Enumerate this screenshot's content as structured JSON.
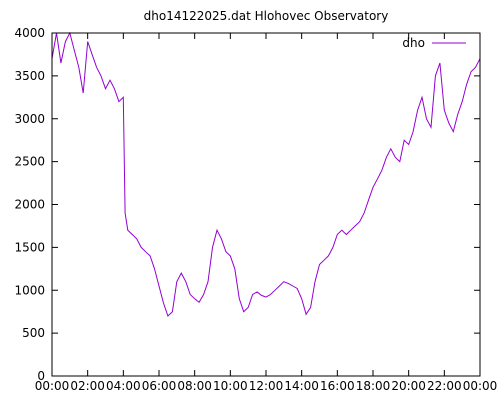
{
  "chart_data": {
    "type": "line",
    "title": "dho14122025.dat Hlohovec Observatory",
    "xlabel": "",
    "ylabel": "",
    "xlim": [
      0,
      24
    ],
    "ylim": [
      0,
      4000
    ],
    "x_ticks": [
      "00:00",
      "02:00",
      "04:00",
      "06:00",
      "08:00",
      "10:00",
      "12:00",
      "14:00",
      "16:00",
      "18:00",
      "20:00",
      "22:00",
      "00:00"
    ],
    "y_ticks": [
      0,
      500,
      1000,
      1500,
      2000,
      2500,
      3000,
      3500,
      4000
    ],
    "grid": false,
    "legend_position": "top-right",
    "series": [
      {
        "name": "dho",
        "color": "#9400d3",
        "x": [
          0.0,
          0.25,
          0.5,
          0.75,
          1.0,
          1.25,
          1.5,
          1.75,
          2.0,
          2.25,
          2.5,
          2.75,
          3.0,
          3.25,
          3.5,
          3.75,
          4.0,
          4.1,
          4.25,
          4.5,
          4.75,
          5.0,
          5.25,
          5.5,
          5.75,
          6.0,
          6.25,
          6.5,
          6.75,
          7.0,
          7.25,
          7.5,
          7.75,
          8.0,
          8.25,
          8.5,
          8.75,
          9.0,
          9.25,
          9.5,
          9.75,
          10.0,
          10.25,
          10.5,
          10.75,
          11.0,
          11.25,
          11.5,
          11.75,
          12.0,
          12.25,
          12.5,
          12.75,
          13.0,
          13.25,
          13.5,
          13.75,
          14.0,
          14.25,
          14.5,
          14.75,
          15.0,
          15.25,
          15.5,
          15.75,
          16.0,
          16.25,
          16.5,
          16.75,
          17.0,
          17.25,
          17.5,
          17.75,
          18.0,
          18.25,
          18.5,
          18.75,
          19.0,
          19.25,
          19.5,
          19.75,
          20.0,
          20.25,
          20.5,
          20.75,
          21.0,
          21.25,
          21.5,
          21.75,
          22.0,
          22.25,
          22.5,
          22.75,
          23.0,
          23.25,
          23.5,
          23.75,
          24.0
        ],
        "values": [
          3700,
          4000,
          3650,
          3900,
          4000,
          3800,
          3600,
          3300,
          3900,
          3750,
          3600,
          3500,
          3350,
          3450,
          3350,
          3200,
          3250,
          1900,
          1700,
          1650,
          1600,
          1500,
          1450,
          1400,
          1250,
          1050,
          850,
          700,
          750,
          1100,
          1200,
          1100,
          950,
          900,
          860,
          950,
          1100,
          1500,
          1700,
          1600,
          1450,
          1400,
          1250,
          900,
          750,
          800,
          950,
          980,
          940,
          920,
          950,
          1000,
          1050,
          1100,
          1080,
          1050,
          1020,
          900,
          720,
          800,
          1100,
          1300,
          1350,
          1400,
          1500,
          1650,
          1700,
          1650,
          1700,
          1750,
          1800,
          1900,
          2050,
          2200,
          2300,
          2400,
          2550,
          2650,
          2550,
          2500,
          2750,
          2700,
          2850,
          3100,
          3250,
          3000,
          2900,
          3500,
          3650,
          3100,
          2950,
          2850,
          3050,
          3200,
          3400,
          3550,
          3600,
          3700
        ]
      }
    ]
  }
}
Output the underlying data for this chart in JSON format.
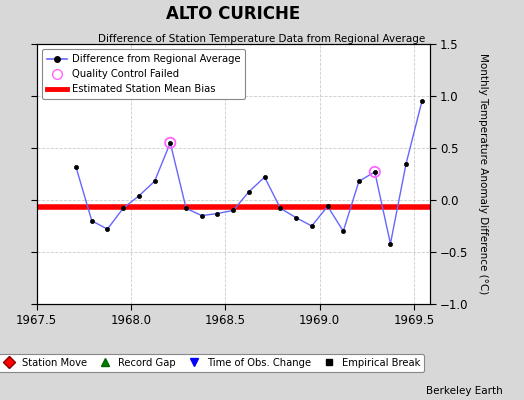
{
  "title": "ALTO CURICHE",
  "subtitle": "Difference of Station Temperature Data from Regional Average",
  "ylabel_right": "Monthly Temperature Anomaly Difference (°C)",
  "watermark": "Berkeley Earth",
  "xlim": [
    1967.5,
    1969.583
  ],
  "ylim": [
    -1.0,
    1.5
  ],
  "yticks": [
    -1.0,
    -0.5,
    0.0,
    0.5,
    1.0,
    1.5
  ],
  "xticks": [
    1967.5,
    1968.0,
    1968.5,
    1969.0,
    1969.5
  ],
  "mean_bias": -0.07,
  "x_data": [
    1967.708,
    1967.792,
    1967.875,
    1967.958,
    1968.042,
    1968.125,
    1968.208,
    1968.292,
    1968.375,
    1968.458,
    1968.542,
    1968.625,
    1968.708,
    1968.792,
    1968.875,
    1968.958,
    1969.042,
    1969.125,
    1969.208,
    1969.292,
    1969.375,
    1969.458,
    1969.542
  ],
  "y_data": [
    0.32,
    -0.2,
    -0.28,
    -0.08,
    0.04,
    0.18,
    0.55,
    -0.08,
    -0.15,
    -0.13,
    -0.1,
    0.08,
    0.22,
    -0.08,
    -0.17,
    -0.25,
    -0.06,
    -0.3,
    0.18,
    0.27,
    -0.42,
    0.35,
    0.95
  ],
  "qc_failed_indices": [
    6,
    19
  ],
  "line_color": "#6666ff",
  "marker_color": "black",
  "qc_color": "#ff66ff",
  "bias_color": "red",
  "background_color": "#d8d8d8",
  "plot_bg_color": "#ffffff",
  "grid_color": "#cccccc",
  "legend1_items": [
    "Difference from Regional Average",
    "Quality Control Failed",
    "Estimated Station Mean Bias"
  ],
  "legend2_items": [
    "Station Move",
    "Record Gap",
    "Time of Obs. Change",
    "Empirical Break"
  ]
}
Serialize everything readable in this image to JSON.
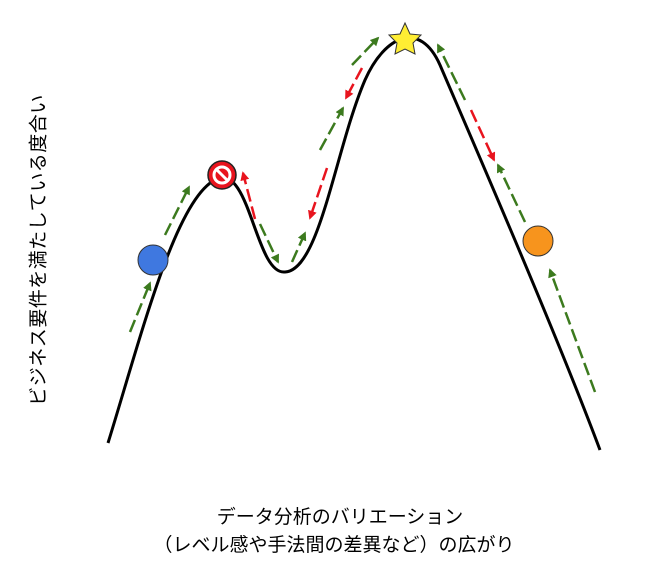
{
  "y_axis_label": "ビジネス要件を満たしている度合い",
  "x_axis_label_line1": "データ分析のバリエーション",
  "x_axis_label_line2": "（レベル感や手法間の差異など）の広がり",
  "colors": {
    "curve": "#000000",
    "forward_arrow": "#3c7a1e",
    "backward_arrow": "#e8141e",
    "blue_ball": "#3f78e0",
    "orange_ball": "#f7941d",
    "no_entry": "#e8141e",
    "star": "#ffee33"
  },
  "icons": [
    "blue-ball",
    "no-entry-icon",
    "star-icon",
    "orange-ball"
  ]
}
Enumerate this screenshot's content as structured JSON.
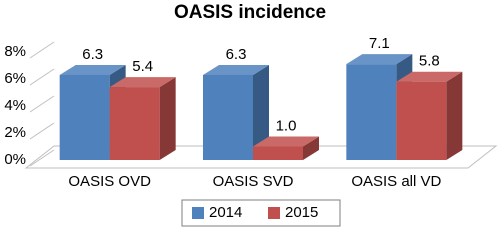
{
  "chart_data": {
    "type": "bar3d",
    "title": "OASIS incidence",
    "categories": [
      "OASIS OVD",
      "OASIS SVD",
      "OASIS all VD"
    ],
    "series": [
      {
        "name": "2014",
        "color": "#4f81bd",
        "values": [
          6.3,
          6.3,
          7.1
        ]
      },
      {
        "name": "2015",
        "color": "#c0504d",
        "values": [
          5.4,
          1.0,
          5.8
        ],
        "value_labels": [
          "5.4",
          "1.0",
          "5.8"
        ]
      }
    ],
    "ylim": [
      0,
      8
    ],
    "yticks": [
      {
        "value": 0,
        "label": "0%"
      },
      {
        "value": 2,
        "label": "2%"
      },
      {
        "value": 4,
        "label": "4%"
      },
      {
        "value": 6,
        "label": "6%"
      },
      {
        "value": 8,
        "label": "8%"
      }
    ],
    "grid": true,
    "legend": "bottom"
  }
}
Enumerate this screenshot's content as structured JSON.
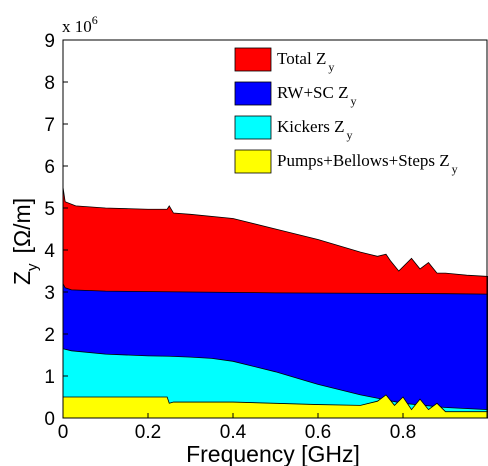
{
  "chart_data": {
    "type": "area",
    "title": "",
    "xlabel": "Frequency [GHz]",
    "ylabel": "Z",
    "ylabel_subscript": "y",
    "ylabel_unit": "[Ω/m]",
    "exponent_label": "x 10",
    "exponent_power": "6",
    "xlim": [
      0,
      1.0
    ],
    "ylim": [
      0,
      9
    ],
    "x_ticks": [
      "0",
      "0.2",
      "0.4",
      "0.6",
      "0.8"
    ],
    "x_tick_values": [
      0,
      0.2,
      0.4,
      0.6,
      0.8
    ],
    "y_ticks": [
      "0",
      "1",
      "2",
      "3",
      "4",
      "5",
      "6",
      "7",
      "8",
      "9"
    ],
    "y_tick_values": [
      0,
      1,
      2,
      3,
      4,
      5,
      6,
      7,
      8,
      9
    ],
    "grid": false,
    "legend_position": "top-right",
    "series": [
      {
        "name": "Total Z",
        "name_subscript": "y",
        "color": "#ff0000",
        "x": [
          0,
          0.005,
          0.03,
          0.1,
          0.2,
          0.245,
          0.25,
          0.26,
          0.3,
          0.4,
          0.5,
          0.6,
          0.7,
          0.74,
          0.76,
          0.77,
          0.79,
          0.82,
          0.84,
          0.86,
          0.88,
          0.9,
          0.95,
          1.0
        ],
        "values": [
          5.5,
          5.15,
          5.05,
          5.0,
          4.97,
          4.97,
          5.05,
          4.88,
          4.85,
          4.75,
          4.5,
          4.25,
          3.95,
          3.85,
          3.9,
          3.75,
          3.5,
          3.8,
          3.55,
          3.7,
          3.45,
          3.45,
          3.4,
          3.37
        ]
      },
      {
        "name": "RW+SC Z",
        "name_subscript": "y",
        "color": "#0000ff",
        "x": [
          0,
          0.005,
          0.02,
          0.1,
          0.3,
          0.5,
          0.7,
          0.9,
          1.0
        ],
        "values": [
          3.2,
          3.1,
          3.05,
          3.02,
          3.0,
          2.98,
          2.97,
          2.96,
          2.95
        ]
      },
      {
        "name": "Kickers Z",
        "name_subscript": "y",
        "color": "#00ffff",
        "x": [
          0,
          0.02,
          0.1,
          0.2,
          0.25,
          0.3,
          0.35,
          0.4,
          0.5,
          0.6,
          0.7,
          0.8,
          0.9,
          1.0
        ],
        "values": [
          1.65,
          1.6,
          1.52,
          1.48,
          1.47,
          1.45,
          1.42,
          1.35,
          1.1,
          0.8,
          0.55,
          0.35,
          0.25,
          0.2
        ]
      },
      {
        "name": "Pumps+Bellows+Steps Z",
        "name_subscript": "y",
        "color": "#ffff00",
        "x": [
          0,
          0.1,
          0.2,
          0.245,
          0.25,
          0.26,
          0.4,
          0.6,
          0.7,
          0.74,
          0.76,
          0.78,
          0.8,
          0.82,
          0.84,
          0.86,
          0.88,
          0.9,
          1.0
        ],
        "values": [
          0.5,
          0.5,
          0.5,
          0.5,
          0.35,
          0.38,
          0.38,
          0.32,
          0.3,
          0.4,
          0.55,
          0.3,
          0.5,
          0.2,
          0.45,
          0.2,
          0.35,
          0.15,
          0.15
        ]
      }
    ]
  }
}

★ ★ ★

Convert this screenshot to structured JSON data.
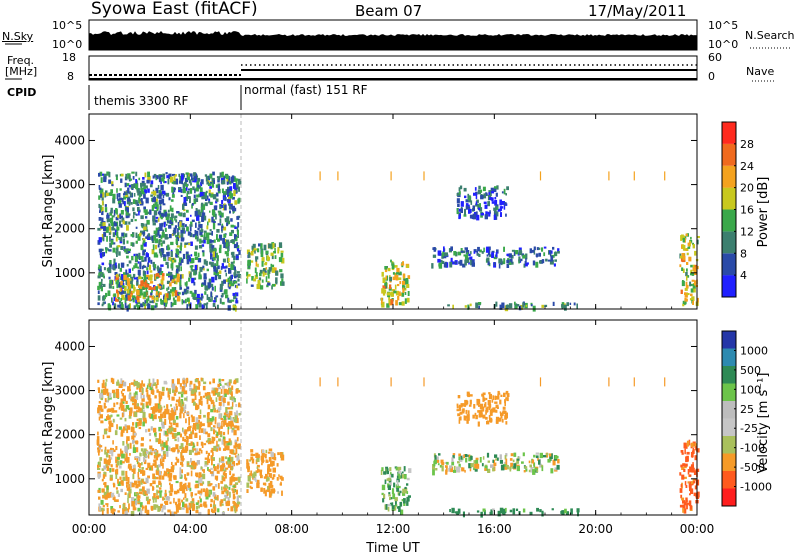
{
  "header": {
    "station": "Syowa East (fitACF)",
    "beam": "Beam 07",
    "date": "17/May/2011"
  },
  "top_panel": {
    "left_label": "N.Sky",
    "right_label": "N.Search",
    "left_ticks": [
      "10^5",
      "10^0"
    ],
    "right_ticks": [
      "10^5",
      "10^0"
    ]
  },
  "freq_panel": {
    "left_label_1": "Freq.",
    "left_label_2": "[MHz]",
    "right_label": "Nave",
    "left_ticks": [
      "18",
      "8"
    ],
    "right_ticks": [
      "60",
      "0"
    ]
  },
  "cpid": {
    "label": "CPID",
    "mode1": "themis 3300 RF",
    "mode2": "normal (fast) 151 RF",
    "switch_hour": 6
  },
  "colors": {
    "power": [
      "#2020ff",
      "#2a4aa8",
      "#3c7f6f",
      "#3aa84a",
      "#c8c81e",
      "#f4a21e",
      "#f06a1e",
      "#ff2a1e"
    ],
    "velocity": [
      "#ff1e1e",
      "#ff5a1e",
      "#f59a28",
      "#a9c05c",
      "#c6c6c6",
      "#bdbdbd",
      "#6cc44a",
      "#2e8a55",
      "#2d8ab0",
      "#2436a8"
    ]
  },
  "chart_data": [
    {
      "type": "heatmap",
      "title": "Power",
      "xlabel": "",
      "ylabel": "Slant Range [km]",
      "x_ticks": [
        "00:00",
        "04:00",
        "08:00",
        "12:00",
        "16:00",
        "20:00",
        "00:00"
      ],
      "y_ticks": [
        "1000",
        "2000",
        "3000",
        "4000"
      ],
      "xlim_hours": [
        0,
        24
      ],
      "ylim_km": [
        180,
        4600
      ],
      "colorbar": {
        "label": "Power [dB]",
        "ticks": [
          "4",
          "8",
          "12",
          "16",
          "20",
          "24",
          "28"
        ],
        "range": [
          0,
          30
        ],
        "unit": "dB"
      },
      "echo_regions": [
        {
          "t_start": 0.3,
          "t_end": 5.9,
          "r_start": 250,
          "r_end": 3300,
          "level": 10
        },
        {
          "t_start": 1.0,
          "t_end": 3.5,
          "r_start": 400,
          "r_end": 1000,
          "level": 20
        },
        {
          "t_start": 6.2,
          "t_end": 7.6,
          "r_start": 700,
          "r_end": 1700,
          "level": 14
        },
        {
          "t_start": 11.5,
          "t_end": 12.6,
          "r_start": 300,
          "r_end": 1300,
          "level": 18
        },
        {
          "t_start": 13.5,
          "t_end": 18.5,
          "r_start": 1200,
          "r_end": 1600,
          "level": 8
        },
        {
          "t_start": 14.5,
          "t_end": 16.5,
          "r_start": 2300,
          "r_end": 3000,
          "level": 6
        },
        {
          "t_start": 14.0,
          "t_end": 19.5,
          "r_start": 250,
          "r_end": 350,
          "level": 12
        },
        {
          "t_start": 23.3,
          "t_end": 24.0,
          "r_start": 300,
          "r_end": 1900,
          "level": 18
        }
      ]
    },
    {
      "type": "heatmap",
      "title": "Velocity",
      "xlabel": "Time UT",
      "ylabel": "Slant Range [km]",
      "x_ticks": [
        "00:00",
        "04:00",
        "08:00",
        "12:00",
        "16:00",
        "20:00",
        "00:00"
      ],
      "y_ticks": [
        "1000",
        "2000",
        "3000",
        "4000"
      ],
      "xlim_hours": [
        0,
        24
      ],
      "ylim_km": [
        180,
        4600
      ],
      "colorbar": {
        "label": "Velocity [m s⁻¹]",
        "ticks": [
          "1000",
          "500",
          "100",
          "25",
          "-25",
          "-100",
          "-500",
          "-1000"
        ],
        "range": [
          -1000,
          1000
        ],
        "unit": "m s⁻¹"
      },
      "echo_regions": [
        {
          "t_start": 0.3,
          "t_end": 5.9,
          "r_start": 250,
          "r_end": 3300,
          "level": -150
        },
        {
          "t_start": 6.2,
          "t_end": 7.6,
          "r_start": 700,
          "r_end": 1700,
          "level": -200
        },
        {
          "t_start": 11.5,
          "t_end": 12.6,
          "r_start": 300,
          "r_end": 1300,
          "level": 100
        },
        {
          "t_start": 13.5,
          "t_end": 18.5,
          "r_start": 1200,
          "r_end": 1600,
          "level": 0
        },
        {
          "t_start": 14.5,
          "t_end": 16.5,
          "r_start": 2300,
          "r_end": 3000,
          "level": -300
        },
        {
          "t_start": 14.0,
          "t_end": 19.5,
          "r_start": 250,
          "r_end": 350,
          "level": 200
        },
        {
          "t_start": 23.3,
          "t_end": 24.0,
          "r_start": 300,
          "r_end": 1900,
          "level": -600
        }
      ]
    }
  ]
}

★ ★ ★

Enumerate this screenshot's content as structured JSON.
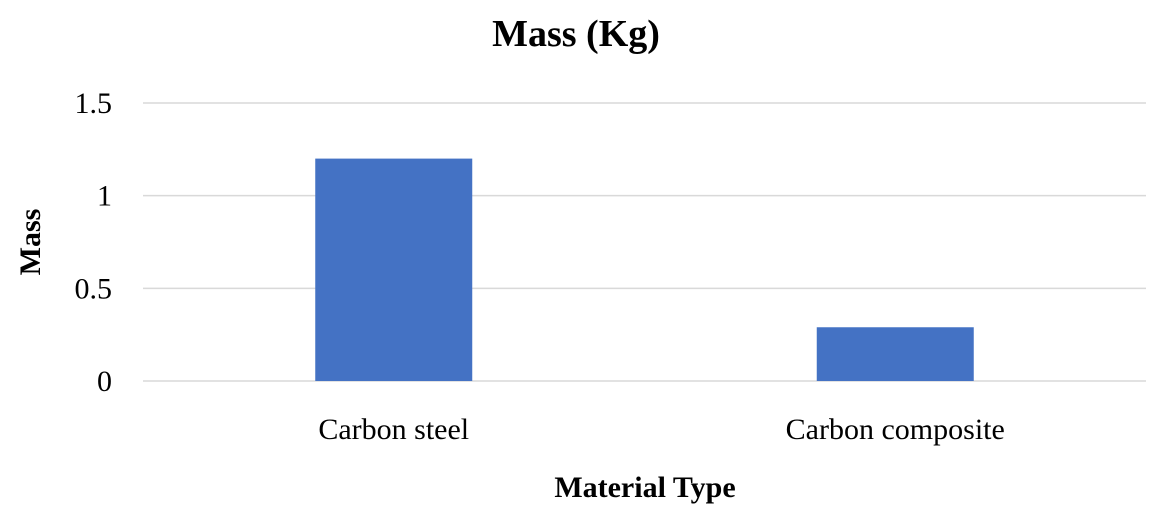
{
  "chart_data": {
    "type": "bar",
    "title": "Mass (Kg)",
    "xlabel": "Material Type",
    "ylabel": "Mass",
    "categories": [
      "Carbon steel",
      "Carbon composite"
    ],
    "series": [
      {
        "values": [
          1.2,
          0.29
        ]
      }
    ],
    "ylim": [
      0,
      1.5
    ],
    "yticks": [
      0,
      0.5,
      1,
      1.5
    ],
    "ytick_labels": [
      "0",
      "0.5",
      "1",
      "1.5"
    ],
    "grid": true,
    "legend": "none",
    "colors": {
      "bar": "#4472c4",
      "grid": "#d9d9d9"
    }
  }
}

★ ★ ★

*PROBLEM*. Return every line containing "xlabel".

*REPLY*.
    "xlabel": "",
    "xlabel": "Frequency [GHz]",
      "xlabel": "",
      "xlabel": "Time UT",
    "xlabel": "Material Type",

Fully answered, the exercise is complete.